> **EXERCISE INPUTS**:
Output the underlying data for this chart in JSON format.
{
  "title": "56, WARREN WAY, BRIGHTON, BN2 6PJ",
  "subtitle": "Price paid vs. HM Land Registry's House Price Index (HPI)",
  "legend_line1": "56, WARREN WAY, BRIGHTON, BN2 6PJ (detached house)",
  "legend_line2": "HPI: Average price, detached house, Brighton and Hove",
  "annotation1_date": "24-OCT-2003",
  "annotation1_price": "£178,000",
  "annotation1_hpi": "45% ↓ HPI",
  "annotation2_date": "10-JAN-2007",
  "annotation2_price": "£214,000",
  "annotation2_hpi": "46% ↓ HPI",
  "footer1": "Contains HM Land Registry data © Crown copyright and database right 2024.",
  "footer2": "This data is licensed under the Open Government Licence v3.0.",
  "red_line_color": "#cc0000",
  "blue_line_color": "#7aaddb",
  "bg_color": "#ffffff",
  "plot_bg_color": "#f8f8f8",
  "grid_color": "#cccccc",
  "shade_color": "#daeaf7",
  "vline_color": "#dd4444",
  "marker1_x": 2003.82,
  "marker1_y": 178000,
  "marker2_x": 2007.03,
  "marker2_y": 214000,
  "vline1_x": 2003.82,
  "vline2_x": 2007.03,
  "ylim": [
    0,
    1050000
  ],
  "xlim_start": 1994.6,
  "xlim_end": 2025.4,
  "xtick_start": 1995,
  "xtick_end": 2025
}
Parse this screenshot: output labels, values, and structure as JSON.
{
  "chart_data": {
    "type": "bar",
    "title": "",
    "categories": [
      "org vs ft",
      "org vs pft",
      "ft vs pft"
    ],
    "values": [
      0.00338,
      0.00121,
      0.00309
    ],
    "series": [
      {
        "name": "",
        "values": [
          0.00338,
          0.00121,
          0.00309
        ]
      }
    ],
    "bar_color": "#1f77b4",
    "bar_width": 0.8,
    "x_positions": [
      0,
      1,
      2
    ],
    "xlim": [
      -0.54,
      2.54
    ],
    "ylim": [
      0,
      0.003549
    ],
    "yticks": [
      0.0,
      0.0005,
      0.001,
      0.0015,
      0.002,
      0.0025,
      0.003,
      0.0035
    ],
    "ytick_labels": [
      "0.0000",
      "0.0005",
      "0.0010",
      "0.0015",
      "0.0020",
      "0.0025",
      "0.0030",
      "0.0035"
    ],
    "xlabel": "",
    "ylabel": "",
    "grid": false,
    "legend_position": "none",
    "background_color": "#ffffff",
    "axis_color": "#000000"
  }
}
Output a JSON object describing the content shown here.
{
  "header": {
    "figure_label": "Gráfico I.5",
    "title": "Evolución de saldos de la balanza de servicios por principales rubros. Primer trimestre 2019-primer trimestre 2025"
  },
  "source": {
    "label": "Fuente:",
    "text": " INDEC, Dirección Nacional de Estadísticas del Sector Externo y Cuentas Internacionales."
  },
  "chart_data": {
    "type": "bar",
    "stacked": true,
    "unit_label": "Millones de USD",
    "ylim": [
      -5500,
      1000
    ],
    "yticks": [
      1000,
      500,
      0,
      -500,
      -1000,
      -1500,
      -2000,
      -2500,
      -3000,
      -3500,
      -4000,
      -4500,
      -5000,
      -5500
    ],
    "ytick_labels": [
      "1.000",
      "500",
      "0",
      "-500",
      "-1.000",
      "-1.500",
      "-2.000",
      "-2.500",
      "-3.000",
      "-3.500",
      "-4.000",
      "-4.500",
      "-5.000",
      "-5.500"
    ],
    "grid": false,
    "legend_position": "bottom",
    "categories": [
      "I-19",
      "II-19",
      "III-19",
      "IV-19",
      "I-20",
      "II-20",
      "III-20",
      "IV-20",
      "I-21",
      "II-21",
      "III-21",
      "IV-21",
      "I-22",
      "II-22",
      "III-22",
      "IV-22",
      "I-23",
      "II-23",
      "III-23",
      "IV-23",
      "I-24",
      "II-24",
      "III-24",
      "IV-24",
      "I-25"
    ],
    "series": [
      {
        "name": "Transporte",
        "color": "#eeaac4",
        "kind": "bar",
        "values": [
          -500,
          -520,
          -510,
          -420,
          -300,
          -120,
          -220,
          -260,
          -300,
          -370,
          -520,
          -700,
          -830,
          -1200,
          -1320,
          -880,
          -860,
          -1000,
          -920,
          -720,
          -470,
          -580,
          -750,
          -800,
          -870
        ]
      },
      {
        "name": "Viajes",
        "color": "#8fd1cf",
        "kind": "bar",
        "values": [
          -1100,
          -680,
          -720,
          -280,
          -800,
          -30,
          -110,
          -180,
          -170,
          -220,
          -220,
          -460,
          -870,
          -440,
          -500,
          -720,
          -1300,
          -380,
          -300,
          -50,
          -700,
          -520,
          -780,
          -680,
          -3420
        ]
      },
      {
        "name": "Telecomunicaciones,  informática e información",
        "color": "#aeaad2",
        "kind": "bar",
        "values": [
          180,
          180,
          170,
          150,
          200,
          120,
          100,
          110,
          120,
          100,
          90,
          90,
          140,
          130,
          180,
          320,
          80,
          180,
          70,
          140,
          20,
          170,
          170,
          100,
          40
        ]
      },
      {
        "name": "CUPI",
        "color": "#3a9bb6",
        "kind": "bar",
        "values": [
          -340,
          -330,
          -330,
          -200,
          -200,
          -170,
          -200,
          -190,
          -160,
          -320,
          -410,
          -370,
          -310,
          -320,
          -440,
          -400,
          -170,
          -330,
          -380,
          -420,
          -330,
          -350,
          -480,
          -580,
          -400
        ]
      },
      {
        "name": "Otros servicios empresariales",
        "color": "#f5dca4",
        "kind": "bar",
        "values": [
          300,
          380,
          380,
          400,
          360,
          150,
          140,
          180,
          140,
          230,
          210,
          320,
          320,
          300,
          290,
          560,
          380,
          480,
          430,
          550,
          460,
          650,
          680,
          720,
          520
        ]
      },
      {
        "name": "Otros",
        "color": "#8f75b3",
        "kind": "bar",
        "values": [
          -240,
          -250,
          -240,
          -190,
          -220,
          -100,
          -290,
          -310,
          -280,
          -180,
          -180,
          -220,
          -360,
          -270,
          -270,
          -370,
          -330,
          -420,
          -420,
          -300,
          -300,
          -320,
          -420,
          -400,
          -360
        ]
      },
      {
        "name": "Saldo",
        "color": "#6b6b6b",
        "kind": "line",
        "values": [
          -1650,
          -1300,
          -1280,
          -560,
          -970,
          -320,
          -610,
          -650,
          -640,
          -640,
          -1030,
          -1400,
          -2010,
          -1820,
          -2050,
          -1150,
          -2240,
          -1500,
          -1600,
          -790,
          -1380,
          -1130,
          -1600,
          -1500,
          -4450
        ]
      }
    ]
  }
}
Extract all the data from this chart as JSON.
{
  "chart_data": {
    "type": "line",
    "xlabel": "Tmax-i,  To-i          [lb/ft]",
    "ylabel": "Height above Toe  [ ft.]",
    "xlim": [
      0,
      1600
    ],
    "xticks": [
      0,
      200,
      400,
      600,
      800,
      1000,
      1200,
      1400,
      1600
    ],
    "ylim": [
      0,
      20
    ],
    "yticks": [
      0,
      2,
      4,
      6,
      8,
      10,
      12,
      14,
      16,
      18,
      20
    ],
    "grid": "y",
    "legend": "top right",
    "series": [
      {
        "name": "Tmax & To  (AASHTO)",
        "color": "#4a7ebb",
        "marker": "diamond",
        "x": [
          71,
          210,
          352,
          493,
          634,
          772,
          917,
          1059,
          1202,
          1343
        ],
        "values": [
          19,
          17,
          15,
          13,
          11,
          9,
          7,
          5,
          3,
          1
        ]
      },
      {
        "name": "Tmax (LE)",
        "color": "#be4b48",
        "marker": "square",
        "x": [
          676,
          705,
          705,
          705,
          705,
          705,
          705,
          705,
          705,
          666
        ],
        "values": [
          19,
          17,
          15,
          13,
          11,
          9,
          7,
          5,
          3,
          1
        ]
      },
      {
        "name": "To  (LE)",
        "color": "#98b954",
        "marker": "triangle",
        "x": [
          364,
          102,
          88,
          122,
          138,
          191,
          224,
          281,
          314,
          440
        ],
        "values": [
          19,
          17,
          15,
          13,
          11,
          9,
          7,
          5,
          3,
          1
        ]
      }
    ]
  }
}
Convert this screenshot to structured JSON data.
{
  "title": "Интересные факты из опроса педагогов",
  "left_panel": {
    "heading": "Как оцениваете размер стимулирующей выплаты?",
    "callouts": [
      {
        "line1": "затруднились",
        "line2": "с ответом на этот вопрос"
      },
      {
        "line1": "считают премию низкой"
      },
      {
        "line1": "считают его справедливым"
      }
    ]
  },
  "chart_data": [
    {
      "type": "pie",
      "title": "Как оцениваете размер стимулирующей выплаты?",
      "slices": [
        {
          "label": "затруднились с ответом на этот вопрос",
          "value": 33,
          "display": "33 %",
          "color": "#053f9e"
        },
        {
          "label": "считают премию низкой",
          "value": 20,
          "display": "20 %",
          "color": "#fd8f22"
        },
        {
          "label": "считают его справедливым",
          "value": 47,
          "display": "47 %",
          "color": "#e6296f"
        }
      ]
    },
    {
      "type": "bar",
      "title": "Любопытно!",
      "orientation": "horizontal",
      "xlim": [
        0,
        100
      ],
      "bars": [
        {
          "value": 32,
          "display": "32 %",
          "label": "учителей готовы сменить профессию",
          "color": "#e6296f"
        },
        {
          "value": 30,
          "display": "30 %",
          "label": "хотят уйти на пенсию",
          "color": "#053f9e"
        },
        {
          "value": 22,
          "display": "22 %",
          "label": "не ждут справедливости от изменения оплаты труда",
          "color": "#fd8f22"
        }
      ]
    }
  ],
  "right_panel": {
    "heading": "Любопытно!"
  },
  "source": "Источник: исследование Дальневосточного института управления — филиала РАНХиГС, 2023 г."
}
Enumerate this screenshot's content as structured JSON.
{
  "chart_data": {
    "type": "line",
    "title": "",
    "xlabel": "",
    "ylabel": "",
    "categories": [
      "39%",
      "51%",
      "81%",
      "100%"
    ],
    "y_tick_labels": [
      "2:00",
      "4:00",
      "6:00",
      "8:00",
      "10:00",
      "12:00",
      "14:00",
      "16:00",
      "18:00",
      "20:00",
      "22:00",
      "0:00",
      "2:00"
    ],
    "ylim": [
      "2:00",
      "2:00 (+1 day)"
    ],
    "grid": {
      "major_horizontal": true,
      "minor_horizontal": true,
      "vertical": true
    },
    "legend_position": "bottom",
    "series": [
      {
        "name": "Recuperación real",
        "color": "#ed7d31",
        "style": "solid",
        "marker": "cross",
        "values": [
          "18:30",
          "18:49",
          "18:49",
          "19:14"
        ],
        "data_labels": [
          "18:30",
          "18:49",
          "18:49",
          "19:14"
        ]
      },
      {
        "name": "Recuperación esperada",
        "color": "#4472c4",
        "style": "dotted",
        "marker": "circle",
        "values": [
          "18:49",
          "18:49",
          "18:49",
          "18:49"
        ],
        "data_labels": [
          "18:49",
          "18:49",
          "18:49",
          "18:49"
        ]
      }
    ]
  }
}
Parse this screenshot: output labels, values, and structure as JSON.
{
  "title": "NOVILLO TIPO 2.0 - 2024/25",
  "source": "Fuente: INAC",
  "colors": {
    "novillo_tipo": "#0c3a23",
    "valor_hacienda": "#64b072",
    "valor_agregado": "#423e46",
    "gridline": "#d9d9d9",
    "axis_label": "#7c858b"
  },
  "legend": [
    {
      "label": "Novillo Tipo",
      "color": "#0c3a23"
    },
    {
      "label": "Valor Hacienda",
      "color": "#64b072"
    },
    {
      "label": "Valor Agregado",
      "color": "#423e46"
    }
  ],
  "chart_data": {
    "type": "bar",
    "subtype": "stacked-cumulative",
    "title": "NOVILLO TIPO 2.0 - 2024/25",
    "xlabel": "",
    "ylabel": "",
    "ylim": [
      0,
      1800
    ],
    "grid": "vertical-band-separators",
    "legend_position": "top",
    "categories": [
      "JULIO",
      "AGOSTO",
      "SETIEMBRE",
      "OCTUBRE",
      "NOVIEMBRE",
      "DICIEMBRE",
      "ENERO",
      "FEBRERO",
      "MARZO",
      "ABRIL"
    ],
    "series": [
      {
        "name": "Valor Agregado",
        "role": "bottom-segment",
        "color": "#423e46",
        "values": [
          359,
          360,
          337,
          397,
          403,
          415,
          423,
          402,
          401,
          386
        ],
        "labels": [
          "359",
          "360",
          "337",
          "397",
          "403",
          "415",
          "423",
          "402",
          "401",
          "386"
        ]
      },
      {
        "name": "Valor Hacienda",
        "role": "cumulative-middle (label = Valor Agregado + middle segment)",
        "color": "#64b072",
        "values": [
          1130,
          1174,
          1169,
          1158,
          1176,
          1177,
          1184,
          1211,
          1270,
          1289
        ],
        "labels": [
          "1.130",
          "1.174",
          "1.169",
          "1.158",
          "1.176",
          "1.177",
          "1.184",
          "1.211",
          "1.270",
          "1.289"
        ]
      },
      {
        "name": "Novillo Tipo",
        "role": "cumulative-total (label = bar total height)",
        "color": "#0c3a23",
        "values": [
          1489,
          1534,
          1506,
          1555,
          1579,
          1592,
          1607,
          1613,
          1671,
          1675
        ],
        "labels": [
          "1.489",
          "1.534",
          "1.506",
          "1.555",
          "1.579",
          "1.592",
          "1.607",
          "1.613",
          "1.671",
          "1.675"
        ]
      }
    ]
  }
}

> **REQUEST**:
Gather each line from the listing above that holds "вопрос".

> **EXERCISE SOLUTION**:
        "line2": "с ответом на этот вопрос"
          "label": "затруднились с ответом на этот вопрос",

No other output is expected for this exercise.